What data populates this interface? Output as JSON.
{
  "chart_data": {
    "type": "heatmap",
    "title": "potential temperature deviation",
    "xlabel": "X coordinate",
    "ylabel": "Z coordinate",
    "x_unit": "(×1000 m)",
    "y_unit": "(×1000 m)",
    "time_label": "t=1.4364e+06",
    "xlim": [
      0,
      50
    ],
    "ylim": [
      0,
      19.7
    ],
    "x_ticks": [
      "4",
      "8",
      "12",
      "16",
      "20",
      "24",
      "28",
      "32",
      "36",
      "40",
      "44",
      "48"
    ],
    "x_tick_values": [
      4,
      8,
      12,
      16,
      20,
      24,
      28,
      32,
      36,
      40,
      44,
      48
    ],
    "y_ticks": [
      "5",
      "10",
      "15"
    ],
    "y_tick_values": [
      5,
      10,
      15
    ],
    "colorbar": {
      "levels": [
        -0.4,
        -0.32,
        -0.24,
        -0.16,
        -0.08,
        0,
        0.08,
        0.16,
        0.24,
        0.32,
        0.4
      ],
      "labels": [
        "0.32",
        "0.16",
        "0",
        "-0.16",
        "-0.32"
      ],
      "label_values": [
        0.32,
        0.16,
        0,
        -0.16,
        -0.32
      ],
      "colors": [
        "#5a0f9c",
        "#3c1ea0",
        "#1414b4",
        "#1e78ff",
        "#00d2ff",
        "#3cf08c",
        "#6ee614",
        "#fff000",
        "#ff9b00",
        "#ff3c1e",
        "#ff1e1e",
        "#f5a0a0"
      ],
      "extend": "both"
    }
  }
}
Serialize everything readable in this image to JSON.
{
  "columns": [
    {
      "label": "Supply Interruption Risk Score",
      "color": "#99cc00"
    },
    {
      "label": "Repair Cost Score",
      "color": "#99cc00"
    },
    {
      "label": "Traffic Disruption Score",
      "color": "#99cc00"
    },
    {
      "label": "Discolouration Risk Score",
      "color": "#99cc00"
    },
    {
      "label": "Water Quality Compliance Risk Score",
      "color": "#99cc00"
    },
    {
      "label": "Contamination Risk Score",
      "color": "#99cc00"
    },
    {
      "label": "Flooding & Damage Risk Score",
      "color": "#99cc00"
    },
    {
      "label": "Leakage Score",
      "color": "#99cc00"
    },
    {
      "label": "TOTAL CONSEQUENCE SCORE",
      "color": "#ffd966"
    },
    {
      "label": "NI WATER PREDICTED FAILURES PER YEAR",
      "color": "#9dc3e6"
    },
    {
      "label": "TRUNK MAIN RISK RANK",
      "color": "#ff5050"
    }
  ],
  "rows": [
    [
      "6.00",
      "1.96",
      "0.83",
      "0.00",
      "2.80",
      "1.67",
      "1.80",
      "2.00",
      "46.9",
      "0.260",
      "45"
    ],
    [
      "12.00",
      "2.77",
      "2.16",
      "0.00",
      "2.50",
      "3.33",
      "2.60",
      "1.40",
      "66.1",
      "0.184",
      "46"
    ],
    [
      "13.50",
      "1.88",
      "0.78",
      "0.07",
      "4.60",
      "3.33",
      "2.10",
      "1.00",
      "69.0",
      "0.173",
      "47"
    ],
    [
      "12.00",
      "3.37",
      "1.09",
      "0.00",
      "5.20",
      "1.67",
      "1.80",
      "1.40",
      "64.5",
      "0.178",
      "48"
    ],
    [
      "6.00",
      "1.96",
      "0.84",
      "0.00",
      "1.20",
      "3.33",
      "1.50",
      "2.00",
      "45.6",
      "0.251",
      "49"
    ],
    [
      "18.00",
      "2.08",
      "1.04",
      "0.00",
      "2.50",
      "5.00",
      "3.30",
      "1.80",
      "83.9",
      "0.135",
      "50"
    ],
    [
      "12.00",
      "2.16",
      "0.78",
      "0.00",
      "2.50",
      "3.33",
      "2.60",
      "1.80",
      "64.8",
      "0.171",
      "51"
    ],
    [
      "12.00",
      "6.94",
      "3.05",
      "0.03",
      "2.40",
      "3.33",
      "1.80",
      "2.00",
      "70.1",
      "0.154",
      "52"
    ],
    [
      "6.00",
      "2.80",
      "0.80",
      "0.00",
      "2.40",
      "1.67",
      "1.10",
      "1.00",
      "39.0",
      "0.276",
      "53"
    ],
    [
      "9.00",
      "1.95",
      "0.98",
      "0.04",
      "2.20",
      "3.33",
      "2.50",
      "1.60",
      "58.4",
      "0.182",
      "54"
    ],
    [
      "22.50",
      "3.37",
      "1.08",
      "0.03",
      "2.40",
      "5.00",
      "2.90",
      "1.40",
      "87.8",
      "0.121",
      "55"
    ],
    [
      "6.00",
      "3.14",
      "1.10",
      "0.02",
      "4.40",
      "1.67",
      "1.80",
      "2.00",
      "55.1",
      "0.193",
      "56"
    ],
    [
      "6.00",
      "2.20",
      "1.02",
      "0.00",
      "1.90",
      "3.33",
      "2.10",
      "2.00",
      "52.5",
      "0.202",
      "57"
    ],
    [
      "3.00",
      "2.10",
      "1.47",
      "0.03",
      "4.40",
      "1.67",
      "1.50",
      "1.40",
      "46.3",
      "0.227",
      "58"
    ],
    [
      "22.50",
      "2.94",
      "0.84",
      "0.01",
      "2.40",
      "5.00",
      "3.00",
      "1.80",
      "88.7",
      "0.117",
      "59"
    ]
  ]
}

Problem requirements ->
Pull out each record as written and restate it exactly.

Answer to the exercise ->
What data populates this interface? Output as JSON.
{
  "chart_data": {
    "type": "heatmap",
    "title": "potential temperature deviation",
    "xlabel": "X coordinate",
    "ylabel": "Z coordinate",
    "x_unit": "(×1000 m)",
    "y_unit": "(×1000 m)",
    "time_label": "t=1.4364e+06",
    "xlim": [
      0,
      50
    ],
    "ylim": [
      0,
      19.7
    ],
    "x_ticks": [
      "4",
      "8",
      "12",
      "16",
      "20",
      "24",
      "28",
      "32",
      "36",
      "40",
      "44",
      "48"
    ],
    "x_tick_values": [
      4,
      8,
      12,
      16,
      20,
      24,
      28,
      32,
      36,
      40,
      44,
      48
    ],
    "y_ticks": [
      "5",
      "10",
      "15"
    ],
    "y_tick_values": [
      5,
      10,
      15
    ],
    "colorbar": {
      "levels": [
        -0.4,
        -0.32,
        -0.24,
        -0.16,
        -0.08,
        0,
        0.08,
        0.16,
        0.24,
        0.32,
        0.4
      ],
      "labels": [
        "0.32",
        "0.16",
        "0",
        "-0.16",
        "-0.32"
      ],
      "label_values": [
        0.32,
        0.16,
        0,
        -0.16,
        -0.32
      ],
      "colors": [
        "#5a0f9c",
        "#3c1ea0",
        "#1414b4",
        "#1e78ff",
        "#00d2ff",
        "#3cf08c",
        "#6ee614",
        "#fff000",
        "#ff9b00",
        "#ff3c1e",
        "#ff1e1e",
        "#f5a0a0"
      ],
      "extend": "both"
    }
  }
}
Serialize everything readable in this image to JSON.
{
  "columns": [
    {
      "label": "Supply Interruption Risk Score",
      "color": "#99cc00"
    },
    {
      "label": "Repair Cost Score",
      "color": "#99cc00"
    },
    {
      "label": "Traffic Disruption Score",
      "color": "#99cc00"
    },
    {
      "label": "Discolouration Risk Score",
      "color": "#99cc00"
    },
    {
      "label": "Water Quality Compliance Risk Score",
      "color": "#99cc00"
    },
    {
      "label": "Contamination Risk Score",
      "color": "#99cc00"
    },
    {
      "label": "Flooding & Damage Risk Score",
      "color": "#99cc00"
    },
    {
      "label": "Leakage Score",
      "color": "#99cc00"
    },
    {
      "label": "TOTAL CONSEQUENCE SCORE",
      "color": "#ffd966"
    },
    {
      "label": "NI WATER PREDICTED FAILURES PER YEAR",
      "color": "#9dc3e6"
    },
    {
      "label": "TRUNK MAIN RISK RANK",
      "color": "#ff5050"
    }
  ],
  "rows": [
    [
      "6.00",
      "1.96",
      "0.83",
      "0.00",
      "2.80",
      "1.67",
      "1.80",
      "2.00",
      "46.9",
      "0.260",
      "45"
    ],
    [
      "12.00",
      "2.77",
      "2.16",
      "0.00",
      "2.50",
      "3.33",
      "2.60",
      "1.40",
      "66.1",
      "0.184",
      "46"
    ],
    [
      "13.50",
      "1.88",
      "0.78",
      "0.07",
      "4.60",
      "3.33",
      "2.10",
      "1.00",
      "69.0",
      "0.173",
      "47"
    ],
    [
      "12.00",
      "3.37",
      "1.09",
      "0.00",
      "5.20",
      "1.67",
      "1.80",
      "1.40",
      "64.5",
      "0.178",
      "48"
    ],
    [
      "6.00",
      "1.96",
      "0.84",
      "0.00",
      "1.20",
      "3.33",
      "1.50",
      "2.00",
      "45.6",
      "0.251",
      "49"
    ],
    [
      "18.00",
      "2.08",
      "1.04",
      "0.00",
      "2.50",
      "5.00",
      "3.30",
      "1.80",
      "83.9",
      "0.135",
      "50"
    ],
    [
      "12.00",
      "2.16",
      "0.78",
      "0.00",
      "2.50",
      "3.33",
      "2.60",
      "1.80",
      "64.8",
      "0.171",
      "51"
    ],
    [
      "12.00",
      "6.94",
      "3.05",
      "0.03",
      "2.40",
      "3.33",
      "1.80",
      "2.00",
      "70.1",
      "0.154",
      "52"
    ],
    [
      "6.00",
      "2.80",
      "0.80",
      "0.00",
      "2.40",
      "1.67",
      "1.10",
      "1.00",
      "39.0",
      "0.276",
      "53"
    ],
    [
      "9.00",
      "1.95",
      "0.98",
      "0.04",
      "2.20",
      "3.33",
      "2.50",
      "1.60",
      "58.4",
      "0.182",
      "54"
    ],
    [
      "22.50",
      "3.37",
      "1.08",
      "0.03",
      "2.40",
      "5.00",
      "2.90",
      "1.40",
      "87.8",
      "0.121",
      "55"
    ],
    [
      "6.00",
      "3.14",
      "1.10",
      "0.02",
      "4.40",
      "1.67",
      "1.80",
      "2.00",
      "55.1",
      "0.193",
      "56"
    ],
    [
      "6.00",
      "2.20",
      "1.02",
      "0.00",
      "1.90",
      "3.33",
      "2.10",
      "2.00",
      "52.5",
      "0.202",
      "57"
    ],
    [
      "3.00",
      "2.10",
      "1.47",
      "0.03",
      "4.40",
      "1.67",
      "1.50",
      "1.40",
      "46.3",
      "0.227",
      "58"
    ],
    [
      "22.50",
      "2.94",
      "0.84",
      "0.01",
      "2.40",
      "5.00",
      "3.00",
      "1.80",
      "88.7",
      "0.117",
      "59"
    ]
  ]
}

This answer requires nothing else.